DIRECTION:
Copy every line from the data below in which the string "характеристики" can be found.

---

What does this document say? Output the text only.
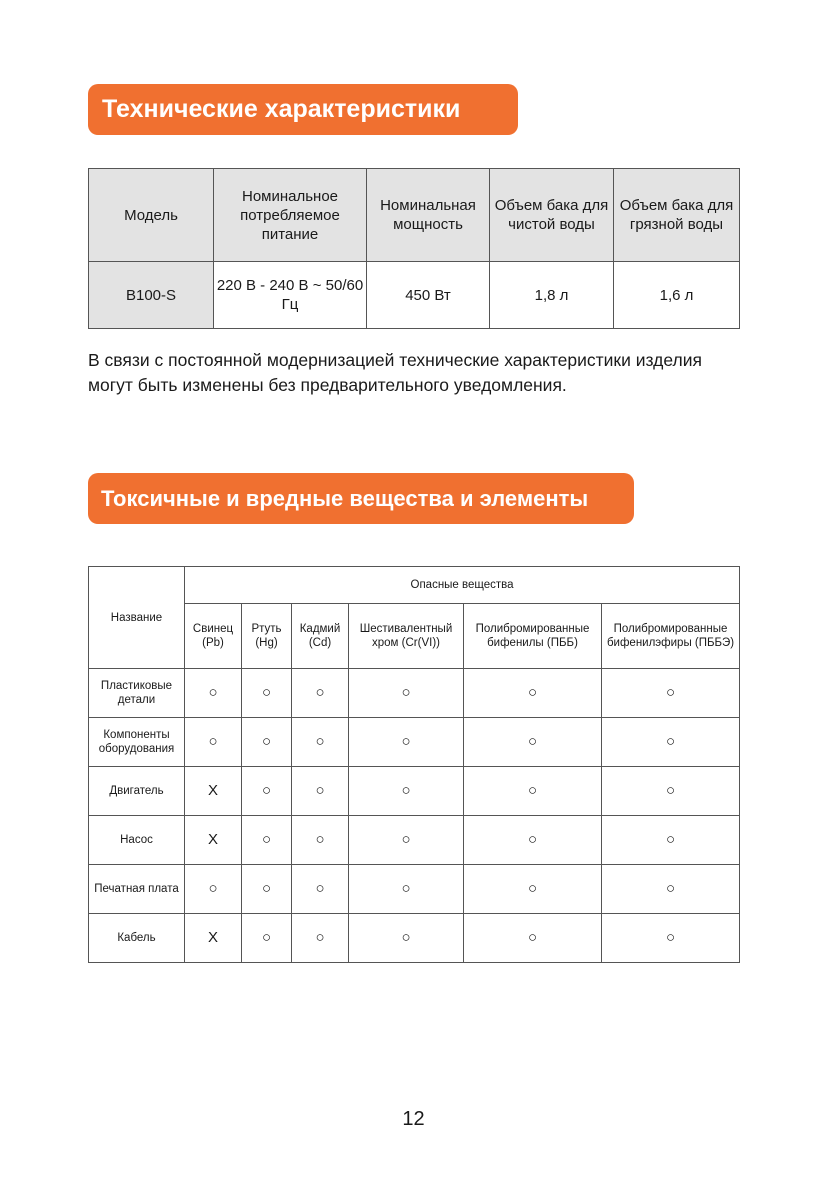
Технические характеристики
Модель	Номинальное потребляемое питание	Номинальная мощность	Объем бака для чистой воды	Объем бака для грязной воды
B100-S	220 В - 240 В ~ 50/60 Гц	450 Вт	1,8 л	1,6 л
В связи с постоянной модернизацией технические характеристики изделия могут быть изменены без предварительного уведомления.
Токсичные и вредные вещества и элементы
Название	Опасные вещества					
	Свинец (Pb)	Ртуть (Hg)	Кадмий (Cd)	Шестивалентный хром (Cr(VI))	Полибромированные бифенилы (ПББ)	Полибромированные бифенилэфиры (ПББЭ)
Пластиковые детали	○	○	○	○	○	○
Компоненты оборудования	○	○	○	○	○	○
Двигатель	X	○	○	○	○	○
Насос	X	○	○	○	○	○
Печатная плата	○	○	○	○	○	○
Кабель	X	○	○	○	○	○
12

---

TASK SOLUTION:
Технические характеристики
В связи с постоянной модернизацией технические характеристики изделия могут быть изменены без предварительного уведомления.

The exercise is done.